[start of TASK MATERIAL]

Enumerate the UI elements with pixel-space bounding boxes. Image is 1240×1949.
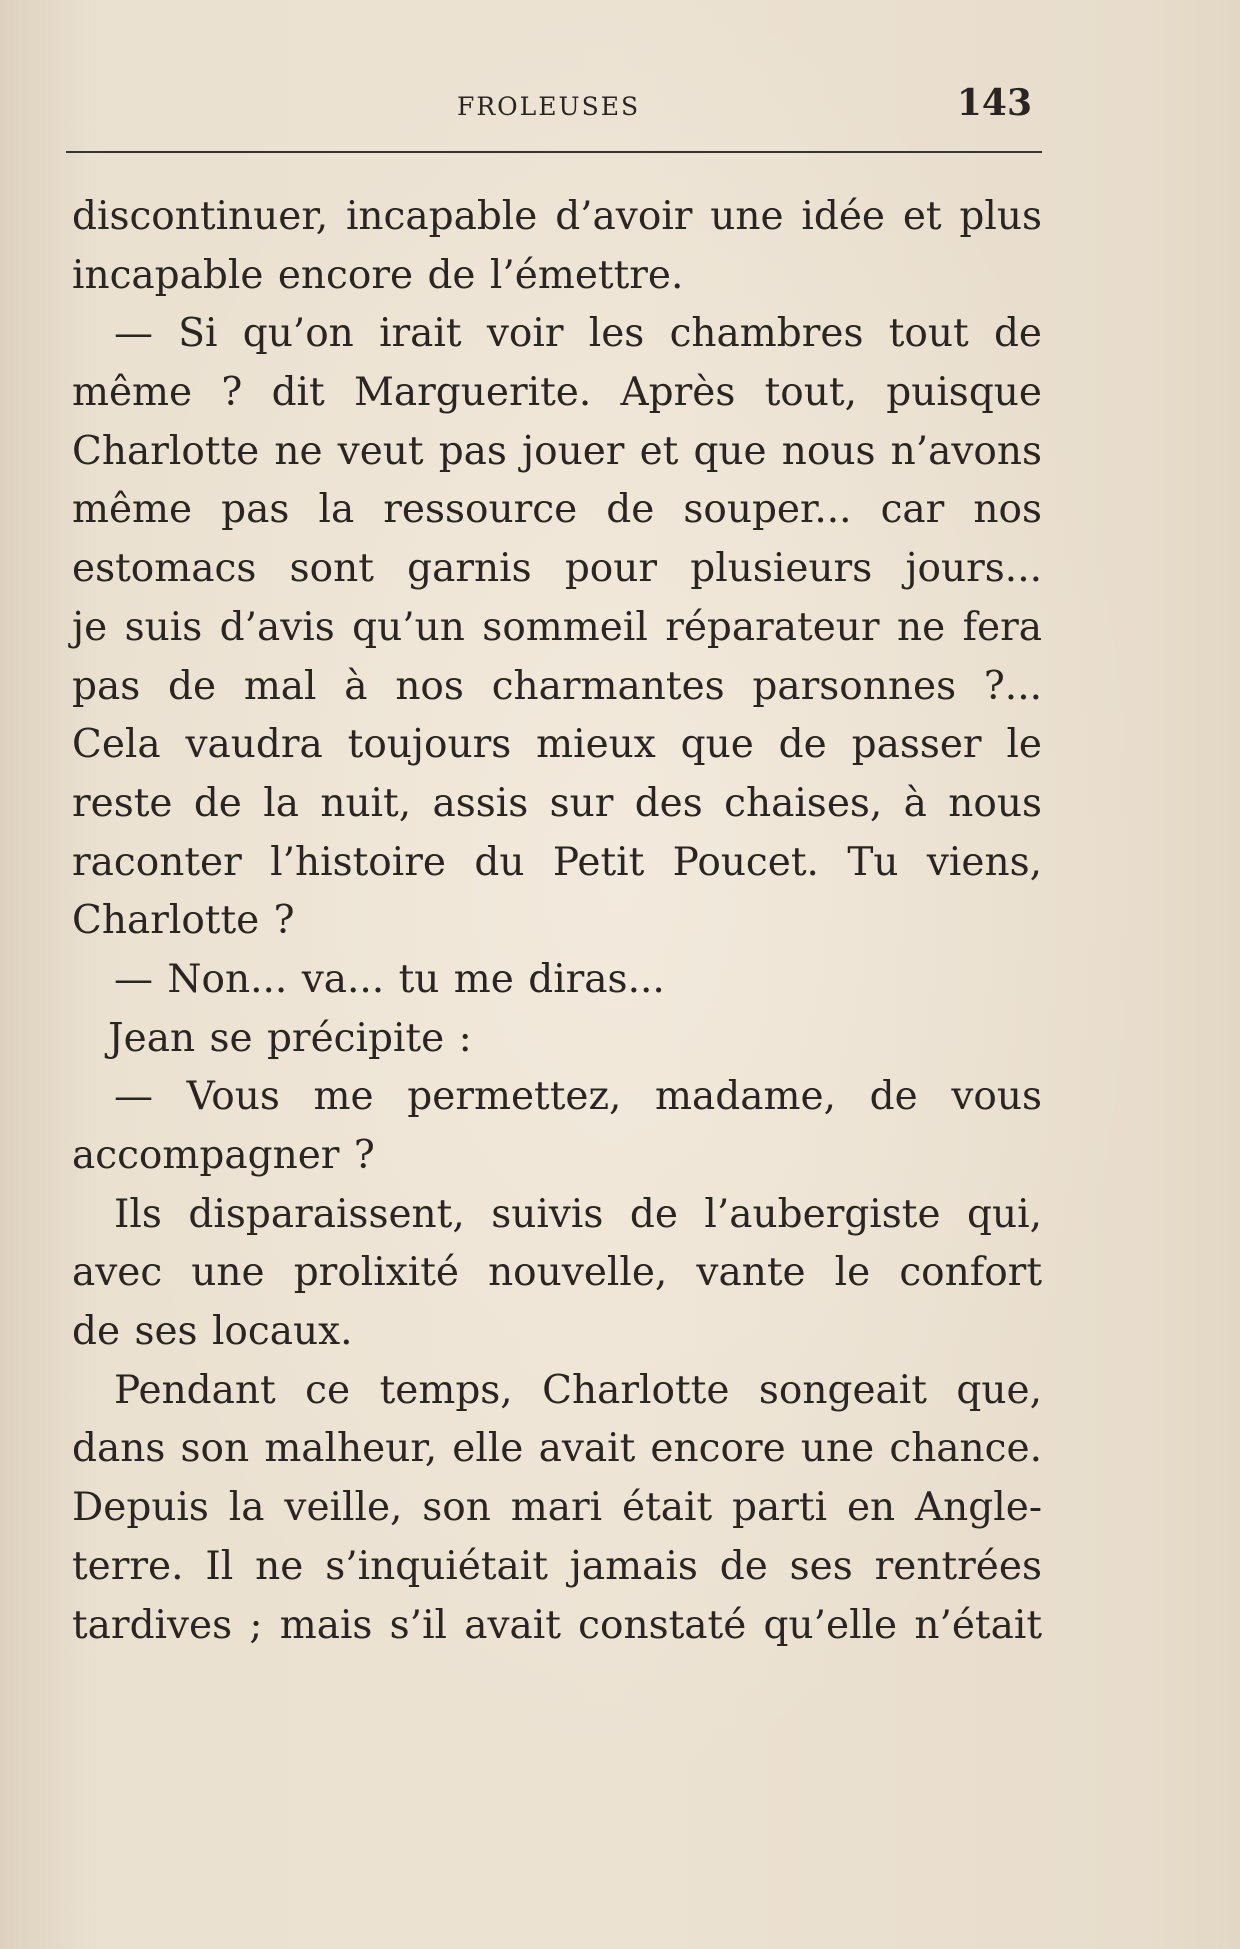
text-line: même ? dit Marguerite. Après tout, puisque bbox=[72, 370, 1042, 416]
text-line: accompagner ? bbox=[72, 1133, 375, 1178]
running-title: FROLEUSES bbox=[457, 92, 641, 121]
text-line: pas de mal à nos charmantes parsonnes ?... bbox=[72, 663, 1042, 709]
text-line: — Vous me permettez, madame, de vous bbox=[114, 1074, 1042, 1120]
text-line: Depuis la veille, son mari était parti en Angle- bbox=[72, 1485, 1042, 1531]
header-rule bbox=[66, 151, 1042, 153]
page-number: 143 bbox=[956, 82, 1032, 124]
text-line: — Non... va... tu me diras... bbox=[114, 956, 665, 1002]
text-line: Charlotte ? bbox=[72, 898, 295, 944]
text-line: même pas la ressource de souper... car nos bbox=[72, 487, 1042, 533]
text-line: terre. Il ne s’inquiétait jamais de ses rentrées bbox=[72, 1543, 1042, 1589]
text-line: Cela vaudra toujours mieux que de passer le bbox=[72, 722, 1042, 768]
text-line: Charlotte ne veut pas jouer et que nous n’avons bbox=[72, 428, 1042, 474]
text-line: tardives ; mais s’il avait constaté qu’elle n’était bbox=[72, 1602, 1042, 1648]
text-line: estomacs sont garnis pour plusieurs jours... bbox=[72, 546, 1042, 592]
text-line: Pendant ce temps, Charlotte songeait que, bbox=[114, 1367, 1042, 1413]
body-text bbox=[72, 188, 1042, 1655]
text-line: dans son malheur, elle avait encore une chance. bbox=[72, 1426, 1042, 1472]
text-line: raconter l’histoire du Petit Poucet. Tu viens, bbox=[72, 839, 1042, 885]
text-line: discontinuer, incapable d’avoir une idée et plus bbox=[72, 194, 1042, 239]
text-line: — Si qu’on irait voir les chambres tout de bbox=[114, 311, 1042, 357]
text-line: incapable encore de l’émettre. bbox=[72, 252, 684, 298]
text-line: reste de la nuit, assis sur des chaises, à nous bbox=[72, 780, 1042, 826]
text-line: de ses locaux. bbox=[72, 1309, 353, 1355]
text-line: Ils disparaissent, suivis de l’aubergiste qui, bbox=[114, 1191, 1042, 1237]
text-line: avec une prolixité nouvelle, vante le confort bbox=[72, 1250, 1042, 1296]
text-line: je suis d’avis qu’un sommeil réparateur ne fera bbox=[72, 604, 1042, 650]
text-line: Jean se précipite : bbox=[108, 1015, 472, 1061]
running-head bbox=[72, 82, 1042, 122]
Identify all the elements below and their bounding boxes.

[end of TASK MATERIAL]

OBJECTIVE: Please lay out every line of the records above as a Markdown table with the columns "Row" and "Record Line," skipping blank lines and leaving out the pictures.

THE OUTPUT:
| Row | Record Line |
|---|---|
| 1 | Enumerate the UI elements with pixel-space bounding boxes. Image is 1240×1949. |
| 2 | text-line: même ? dit Marguerite. Après tout, puisque bbox=[72, 370, 1042, 416] |
| 3 | text-line: accompagner ? bbox=[72, 1133, 375, 1178] |
| 4 | running-title: FROLEUSES bbox=[457, 92, 641, 121] |
| 5 | text-line: pas de mal à nos charmantes parsonnes ?... bbox=[72, 663, 1042, 709] |
| 6 | text-line: — Vous me permettez, madame, de vous bbox=[114, 1074, 1042, 1120] |
| 7 | text-line: Depuis la veille, son mari était parti en Angle- bbox=[72, 1485, 1042, 1531] |
| 8 | header-rule bbox=[66, 151, 1042, 153] |
| 9 | page-number: 143 bbox=[956, 82, 1032, 124] |
| 10 | text-line: — Non... va... tu me diras... bbox=[114, 956, 665, 1002] |
| 11 | text-line: Charlotte ? bbox=[72, 898, 295, 944] |
| 12 | text-line: même pas la ressource de souper... car nos bbox=[72, 487, 1042, 533] |
| 13 | text-line: terre. Il ne s’inquiétait jamais de ses rentrées bbox=[72, 1543, 1042, 1589] |
| 14 | text-line: Cela vaudra toujours mieux que de passer le bbox=[72, 722, 1042, 768] |
| 15 | text-line: Charlotte ne veut pas jouer et que nous n’avons bbox=[72, 428, 1042, 474] |
| 16 | text-line: tardives ; mais s’il avait constaté qu’elle n’était bbox=[72, 1602, 1042, 1648] |
| 17 | text-line: estomacs sont garnis pour plusieurs jours... bbox=[72, 546, 1042, 592] |
| 18 | text-line: Pendant ce temps, Charlotte songeait que, bbox=[114, 1367, 1042, 1413] |
| 19 | body-text bbox=[72, 188, 1042, 1655] |
| 20 | text-line: dans son malheur, elle avait encore une chance. bbox=[72, 1426, 1042, 1472] |
| 21 | text-line: raconter l’histoire du Petit Poucet. Tu viens, bbox=[72, 839, 1042, 885] |
| 22 | text-line: discontinuer, incapable d’avoir une idée et plus bbox=[72, 194, 1042, 239] |
| 23 | text-line: — Si qu’on irait voir les chambres tout de bbox=[114, 311, 1042, 357] |
| 24 | text-line: incapable encore de l’émettre. bbox=[72, 252, 684, 298] |
| 25 | text-line: reste de la nuit, assis sur des chaises, à nous bbox=[72, 780, 1042, 826] |
| 26 | text-line: de ses locaux. bbox=[72, 1309, 353, 1355] |
| 27 | text-line: Ils disparaissent, suivis de l’aubergiste qui, bbox=[114, 1191, 1042, 1237] |
| 28 | text-line: avec une prolixité nouvelle, vante le confort bbox=[72, 1250, 1042, 1296] |
| 29 | text-line: je suis d’avis qu’un sommeil réparateur ne fera bbox=[72, 604, 1042, 650] |
| 30 | text-line: Jean se précipite : bbox=[108, 1015, 472, 1061] |
| 31 | running-head bbox=[72, 82, 1042, 122] |
| 32 | Identify all the elements below and their bounding boxes. |